======== Given entries ========

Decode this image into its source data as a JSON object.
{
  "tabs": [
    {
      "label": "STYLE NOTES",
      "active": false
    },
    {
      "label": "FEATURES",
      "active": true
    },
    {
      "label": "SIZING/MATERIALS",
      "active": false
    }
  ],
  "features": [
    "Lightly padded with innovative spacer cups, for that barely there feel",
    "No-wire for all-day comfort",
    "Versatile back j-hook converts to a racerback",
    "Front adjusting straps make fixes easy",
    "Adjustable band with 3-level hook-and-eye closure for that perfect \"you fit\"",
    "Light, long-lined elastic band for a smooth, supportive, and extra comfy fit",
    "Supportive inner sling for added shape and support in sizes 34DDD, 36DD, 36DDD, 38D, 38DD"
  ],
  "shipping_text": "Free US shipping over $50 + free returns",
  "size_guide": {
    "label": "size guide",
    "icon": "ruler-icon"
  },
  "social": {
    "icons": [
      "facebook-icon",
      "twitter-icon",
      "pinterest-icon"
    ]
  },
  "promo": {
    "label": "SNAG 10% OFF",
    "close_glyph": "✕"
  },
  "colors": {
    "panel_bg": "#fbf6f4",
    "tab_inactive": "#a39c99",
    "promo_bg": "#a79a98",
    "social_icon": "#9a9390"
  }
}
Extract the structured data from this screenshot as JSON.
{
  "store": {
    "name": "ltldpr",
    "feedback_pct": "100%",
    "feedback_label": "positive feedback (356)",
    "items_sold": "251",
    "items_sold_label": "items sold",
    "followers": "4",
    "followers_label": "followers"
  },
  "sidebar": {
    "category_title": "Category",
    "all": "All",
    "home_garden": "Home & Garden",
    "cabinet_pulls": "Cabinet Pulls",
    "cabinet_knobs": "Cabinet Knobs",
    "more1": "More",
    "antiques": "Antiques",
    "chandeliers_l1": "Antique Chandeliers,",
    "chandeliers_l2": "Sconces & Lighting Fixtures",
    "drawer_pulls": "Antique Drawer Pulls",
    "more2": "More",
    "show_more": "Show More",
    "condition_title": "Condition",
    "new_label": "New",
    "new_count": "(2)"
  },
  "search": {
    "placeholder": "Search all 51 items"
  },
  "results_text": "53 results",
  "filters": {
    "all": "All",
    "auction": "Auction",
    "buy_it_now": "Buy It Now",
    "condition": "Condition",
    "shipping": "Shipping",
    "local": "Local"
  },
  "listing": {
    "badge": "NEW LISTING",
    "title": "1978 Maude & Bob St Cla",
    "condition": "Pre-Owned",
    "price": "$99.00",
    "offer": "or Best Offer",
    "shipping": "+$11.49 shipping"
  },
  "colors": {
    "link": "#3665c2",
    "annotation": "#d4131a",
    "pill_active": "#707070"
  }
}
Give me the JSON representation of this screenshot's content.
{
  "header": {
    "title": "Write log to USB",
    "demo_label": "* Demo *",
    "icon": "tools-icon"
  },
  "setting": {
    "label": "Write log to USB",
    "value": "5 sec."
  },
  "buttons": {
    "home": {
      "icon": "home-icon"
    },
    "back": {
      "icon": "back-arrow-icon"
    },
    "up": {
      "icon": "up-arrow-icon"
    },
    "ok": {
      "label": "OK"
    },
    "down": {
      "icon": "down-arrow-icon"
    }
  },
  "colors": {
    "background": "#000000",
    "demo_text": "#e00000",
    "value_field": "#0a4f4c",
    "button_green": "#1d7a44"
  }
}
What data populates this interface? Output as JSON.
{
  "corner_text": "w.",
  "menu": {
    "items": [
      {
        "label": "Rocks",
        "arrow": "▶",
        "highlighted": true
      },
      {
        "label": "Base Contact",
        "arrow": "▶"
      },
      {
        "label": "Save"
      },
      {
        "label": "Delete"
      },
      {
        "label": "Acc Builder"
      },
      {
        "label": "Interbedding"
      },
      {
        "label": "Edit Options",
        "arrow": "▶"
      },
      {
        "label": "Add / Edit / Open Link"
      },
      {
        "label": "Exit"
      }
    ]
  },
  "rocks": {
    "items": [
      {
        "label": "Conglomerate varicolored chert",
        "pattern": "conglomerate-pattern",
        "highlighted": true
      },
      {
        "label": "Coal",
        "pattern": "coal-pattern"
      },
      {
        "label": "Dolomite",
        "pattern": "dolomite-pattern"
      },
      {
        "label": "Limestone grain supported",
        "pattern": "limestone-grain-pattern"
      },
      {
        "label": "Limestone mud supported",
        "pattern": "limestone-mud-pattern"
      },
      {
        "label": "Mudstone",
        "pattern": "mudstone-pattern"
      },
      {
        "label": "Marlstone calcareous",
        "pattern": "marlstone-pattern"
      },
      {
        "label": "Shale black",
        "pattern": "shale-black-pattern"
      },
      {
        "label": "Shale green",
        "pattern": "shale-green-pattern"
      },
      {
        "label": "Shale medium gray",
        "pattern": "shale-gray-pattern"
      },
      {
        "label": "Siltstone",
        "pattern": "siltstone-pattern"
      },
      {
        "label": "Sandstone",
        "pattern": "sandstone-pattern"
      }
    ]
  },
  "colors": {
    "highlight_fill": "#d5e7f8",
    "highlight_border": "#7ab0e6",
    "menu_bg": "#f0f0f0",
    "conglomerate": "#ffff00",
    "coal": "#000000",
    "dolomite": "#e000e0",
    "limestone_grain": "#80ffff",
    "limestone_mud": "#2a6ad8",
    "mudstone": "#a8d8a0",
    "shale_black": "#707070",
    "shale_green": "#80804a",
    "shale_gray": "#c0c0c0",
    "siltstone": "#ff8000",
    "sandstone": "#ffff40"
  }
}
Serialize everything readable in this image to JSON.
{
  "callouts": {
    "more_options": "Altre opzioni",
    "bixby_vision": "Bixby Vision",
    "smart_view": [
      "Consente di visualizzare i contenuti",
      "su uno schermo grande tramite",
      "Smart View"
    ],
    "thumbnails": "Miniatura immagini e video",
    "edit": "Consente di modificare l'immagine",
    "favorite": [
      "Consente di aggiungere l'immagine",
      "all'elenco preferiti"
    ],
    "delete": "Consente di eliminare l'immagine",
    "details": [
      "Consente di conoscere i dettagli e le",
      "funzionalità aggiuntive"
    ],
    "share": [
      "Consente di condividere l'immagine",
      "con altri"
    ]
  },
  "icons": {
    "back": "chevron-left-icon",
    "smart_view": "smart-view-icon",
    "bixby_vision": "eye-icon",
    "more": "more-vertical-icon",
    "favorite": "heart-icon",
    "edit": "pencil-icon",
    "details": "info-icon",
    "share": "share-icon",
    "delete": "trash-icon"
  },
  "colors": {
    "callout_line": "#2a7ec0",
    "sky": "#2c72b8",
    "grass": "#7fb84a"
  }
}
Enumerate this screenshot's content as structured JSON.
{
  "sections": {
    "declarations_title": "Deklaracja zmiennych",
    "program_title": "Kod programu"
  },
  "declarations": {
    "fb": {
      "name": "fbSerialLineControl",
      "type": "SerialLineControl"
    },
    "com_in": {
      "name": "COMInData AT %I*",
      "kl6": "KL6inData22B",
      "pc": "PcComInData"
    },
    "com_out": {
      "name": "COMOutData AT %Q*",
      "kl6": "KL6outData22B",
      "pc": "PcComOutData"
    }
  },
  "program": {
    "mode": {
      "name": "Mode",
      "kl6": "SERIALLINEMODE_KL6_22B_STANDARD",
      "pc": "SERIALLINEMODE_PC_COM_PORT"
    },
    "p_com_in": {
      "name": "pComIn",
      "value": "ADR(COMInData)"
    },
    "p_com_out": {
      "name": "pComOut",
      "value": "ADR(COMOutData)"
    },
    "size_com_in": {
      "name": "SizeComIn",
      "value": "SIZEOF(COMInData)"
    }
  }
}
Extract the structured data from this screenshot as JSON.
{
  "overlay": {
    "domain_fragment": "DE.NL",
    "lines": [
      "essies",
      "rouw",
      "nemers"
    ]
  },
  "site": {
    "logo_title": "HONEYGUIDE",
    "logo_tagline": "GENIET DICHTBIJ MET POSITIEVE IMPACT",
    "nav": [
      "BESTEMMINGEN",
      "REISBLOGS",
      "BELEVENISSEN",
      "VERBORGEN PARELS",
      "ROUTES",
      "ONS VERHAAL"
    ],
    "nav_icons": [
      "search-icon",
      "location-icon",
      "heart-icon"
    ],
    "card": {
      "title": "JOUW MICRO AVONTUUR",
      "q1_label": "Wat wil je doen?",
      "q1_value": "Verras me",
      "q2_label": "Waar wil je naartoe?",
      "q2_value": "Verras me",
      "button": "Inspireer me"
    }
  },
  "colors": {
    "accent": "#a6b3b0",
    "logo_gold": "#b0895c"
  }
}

========

» Exercise details: Return each line where "that" shows up.

» Problem solution:
    "Lightly padded with innovative spacer cups, for that barely there feel",
    "Adjustable band with 3-level hook-and-eye closure for that perfect \"you fit\"",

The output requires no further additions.